━━━ RECORDS

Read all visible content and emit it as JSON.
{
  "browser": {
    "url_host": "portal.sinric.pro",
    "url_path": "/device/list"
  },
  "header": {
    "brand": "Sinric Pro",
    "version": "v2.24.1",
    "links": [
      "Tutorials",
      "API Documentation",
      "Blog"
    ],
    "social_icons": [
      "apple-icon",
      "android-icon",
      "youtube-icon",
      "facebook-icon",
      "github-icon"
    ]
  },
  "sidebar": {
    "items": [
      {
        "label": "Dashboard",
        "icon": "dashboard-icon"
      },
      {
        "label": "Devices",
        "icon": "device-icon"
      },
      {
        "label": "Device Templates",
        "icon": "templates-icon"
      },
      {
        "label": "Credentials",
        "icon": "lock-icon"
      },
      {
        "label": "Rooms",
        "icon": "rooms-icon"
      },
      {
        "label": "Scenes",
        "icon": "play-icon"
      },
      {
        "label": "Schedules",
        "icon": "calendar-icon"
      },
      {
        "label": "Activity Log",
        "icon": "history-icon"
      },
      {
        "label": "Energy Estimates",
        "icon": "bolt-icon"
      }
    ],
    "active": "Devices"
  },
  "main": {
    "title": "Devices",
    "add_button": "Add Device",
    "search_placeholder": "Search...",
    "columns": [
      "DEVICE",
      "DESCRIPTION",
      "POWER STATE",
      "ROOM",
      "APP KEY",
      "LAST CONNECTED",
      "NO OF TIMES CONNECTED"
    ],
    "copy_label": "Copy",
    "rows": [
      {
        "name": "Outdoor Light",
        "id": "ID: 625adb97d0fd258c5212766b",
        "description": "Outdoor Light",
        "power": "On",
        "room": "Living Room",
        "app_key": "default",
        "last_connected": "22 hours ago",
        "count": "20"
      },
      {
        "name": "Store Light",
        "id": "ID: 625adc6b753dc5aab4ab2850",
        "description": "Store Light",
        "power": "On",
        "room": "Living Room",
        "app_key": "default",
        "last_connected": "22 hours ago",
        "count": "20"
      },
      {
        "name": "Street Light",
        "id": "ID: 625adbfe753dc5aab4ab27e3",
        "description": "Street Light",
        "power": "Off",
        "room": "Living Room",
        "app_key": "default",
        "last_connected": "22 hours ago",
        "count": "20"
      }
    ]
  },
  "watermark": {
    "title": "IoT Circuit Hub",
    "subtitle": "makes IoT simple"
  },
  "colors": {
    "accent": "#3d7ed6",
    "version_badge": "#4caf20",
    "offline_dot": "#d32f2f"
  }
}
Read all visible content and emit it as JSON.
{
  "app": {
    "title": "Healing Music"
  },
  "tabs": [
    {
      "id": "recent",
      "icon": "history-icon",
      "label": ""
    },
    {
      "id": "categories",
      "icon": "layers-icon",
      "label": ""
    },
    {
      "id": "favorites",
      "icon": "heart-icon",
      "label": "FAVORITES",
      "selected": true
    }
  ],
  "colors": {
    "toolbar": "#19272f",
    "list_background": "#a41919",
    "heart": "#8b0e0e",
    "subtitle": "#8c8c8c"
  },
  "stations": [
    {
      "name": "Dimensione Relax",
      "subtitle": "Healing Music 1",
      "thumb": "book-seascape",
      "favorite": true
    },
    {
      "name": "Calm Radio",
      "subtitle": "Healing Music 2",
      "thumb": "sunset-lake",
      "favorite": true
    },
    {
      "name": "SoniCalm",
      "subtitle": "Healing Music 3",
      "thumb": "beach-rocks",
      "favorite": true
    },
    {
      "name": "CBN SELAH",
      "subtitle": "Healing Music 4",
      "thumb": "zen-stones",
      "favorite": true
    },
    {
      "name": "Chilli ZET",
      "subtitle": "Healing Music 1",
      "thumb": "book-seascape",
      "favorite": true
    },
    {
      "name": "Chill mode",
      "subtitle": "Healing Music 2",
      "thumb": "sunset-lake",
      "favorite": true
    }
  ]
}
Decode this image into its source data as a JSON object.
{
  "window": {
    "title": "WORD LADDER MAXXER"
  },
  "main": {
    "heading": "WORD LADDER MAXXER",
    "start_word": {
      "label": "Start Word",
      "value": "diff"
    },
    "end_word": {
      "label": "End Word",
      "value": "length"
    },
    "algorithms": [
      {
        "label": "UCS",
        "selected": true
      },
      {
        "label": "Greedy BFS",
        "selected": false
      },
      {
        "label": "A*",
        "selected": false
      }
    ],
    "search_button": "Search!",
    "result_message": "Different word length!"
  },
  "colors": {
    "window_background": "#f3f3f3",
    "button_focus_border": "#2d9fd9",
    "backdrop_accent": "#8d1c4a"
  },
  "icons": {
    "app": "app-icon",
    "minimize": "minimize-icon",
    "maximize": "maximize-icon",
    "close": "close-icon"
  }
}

━━━━━━

• PROBLEM DESCRIPTION:
Collect the complete line wherever the string "Outdoor" appears in the records.

• OUTPUT BELOW:
        "name": "Outdoor Light",
        "description": "Outdoor Light",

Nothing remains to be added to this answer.